▸ Request
Filter these entries, keeping only lines that hold the word "house".

▸ The input
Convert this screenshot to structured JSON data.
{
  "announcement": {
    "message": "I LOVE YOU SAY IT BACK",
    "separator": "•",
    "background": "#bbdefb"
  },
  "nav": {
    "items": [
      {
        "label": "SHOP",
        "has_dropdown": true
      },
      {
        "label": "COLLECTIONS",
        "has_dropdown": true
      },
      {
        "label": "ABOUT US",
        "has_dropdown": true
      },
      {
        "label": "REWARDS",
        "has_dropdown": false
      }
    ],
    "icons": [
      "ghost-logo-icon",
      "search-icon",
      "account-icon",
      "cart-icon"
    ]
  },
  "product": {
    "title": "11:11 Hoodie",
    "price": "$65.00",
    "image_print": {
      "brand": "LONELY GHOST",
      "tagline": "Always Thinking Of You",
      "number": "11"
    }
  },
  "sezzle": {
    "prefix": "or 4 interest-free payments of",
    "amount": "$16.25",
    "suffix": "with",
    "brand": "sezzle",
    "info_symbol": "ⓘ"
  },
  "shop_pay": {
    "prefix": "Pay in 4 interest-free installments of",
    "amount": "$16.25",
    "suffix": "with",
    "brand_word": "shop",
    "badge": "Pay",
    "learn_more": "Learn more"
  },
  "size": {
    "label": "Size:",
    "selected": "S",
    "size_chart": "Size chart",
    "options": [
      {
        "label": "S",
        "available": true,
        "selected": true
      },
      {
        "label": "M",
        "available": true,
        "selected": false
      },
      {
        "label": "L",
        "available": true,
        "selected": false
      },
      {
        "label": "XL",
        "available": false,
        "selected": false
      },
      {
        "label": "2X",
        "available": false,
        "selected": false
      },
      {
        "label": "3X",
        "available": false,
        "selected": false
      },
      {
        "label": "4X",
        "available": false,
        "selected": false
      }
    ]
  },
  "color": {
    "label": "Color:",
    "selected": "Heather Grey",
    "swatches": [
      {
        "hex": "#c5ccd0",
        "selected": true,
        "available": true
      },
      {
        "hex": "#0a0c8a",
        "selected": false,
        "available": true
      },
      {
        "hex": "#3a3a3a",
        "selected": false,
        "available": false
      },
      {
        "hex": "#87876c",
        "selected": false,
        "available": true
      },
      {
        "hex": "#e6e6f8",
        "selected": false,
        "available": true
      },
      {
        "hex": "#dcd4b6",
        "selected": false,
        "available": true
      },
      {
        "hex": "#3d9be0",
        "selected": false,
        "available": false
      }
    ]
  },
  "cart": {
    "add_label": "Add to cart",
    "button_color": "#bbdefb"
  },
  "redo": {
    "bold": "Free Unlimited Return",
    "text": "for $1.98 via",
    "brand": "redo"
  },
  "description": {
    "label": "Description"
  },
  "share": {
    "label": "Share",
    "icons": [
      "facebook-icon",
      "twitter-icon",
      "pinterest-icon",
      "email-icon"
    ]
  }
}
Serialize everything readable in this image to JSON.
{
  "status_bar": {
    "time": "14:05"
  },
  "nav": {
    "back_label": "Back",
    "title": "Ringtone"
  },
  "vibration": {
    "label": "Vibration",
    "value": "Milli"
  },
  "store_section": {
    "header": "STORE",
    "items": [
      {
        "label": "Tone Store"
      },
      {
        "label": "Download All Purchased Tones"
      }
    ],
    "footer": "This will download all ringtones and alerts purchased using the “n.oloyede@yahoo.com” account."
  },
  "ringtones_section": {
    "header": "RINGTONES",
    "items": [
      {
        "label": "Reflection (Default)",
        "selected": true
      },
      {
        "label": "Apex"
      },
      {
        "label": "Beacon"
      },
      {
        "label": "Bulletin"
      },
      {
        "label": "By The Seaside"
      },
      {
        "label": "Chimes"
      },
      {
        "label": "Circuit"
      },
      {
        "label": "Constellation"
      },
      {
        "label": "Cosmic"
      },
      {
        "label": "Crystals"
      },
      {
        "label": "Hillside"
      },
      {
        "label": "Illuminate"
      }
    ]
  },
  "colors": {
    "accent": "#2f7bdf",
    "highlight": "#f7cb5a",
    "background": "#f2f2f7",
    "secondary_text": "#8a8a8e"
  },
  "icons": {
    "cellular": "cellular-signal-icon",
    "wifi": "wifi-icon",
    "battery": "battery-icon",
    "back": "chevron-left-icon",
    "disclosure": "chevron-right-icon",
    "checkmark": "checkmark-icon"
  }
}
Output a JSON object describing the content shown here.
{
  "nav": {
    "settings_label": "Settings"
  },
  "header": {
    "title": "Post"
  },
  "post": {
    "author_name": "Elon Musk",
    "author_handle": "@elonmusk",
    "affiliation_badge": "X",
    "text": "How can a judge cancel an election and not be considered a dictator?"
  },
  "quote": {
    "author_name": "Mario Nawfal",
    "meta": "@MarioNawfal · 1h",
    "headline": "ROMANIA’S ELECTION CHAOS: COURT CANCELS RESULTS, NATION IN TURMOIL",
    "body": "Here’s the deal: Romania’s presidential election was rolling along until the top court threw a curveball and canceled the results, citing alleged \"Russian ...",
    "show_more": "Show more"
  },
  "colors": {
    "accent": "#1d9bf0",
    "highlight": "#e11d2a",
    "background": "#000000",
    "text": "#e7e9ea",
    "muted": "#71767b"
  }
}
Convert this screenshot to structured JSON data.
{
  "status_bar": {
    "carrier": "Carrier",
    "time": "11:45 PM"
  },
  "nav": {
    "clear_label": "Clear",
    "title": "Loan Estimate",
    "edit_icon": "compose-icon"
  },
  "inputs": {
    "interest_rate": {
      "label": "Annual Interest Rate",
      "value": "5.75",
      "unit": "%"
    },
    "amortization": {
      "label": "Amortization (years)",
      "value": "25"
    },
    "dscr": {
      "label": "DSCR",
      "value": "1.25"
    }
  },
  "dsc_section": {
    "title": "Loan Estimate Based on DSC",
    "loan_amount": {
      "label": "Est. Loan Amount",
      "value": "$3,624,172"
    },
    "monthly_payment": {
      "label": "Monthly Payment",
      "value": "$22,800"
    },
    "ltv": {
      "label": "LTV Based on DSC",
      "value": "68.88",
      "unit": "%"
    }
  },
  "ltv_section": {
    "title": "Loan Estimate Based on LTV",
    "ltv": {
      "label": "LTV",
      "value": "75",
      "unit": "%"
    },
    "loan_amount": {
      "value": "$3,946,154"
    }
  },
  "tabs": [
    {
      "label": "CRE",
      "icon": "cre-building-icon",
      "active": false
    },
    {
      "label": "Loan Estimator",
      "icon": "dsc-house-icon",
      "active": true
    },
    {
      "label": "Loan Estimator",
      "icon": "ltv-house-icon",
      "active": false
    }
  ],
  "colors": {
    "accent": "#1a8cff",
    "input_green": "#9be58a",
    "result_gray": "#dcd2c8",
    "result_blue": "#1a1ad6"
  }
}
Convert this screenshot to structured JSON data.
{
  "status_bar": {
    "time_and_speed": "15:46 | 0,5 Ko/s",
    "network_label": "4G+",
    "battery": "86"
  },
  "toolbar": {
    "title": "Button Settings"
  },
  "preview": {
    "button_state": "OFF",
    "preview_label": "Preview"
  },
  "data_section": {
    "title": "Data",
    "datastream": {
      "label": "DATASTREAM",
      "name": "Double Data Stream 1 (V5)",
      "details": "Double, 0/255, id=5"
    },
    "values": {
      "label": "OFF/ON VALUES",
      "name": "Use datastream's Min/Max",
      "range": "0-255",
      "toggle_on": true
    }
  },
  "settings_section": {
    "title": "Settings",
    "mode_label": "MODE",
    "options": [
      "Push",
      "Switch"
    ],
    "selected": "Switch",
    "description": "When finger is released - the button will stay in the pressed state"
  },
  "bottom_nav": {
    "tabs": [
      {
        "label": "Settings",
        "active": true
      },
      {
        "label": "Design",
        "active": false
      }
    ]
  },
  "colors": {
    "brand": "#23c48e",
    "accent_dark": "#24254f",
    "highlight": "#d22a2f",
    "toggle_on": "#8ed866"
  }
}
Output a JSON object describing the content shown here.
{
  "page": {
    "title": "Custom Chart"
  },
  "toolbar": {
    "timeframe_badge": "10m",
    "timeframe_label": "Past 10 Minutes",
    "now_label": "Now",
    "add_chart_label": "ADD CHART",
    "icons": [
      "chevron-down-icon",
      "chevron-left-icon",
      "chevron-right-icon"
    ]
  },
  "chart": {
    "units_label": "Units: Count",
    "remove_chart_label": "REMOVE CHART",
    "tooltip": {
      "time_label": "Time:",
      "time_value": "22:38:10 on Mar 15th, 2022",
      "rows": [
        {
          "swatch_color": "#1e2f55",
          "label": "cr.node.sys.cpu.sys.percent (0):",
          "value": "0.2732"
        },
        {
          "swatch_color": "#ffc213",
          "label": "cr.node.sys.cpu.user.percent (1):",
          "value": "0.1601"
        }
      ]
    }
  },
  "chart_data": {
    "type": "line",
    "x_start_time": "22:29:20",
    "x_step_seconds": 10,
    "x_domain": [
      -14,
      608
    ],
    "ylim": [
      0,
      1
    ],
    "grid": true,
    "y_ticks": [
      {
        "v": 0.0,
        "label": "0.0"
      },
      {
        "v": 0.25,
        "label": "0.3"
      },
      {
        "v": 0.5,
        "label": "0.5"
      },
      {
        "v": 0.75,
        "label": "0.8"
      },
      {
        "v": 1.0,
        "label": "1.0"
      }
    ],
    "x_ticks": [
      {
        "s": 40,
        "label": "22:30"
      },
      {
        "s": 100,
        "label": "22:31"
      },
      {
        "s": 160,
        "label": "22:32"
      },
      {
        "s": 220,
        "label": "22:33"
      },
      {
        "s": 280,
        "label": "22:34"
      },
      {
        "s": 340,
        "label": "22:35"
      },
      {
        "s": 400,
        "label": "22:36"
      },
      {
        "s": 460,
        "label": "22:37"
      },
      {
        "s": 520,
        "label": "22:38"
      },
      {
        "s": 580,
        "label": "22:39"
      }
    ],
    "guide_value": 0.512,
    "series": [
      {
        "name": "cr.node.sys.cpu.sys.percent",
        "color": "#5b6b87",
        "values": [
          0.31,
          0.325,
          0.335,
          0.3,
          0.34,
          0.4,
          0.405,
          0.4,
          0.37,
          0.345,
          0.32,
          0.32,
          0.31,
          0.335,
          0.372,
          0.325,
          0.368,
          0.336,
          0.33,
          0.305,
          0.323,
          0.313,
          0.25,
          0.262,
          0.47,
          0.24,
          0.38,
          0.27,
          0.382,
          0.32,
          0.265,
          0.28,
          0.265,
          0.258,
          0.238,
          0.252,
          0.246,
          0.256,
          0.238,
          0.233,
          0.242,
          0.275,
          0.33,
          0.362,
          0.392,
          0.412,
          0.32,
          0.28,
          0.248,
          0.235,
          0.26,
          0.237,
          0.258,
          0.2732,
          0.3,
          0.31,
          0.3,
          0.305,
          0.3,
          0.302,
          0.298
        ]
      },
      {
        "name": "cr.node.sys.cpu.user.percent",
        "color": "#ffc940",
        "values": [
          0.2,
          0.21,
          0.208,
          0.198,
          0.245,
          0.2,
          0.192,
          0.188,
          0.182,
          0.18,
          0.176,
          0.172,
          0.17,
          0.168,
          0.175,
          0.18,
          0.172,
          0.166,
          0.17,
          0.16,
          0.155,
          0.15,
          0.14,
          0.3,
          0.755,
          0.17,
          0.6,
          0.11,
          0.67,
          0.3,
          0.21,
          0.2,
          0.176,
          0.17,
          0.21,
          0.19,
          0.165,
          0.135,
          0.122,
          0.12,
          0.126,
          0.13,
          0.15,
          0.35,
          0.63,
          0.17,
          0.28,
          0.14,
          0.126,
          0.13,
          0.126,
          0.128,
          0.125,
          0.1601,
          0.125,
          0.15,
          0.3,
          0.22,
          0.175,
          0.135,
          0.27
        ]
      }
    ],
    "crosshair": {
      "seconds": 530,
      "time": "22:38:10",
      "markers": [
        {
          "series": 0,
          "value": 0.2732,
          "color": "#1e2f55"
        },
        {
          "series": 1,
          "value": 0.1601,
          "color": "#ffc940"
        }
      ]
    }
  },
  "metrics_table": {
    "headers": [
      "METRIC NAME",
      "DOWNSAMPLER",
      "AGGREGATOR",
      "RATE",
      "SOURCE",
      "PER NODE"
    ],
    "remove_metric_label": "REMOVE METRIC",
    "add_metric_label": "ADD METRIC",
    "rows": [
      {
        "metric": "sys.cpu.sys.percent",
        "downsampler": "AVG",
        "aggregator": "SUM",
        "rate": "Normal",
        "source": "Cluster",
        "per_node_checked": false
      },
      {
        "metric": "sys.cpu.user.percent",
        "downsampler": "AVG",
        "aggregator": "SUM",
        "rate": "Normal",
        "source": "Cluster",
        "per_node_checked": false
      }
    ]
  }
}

▸ Exercise output
      "icon": "dsc-house-icon",
      "icon": "ltv-house-icon",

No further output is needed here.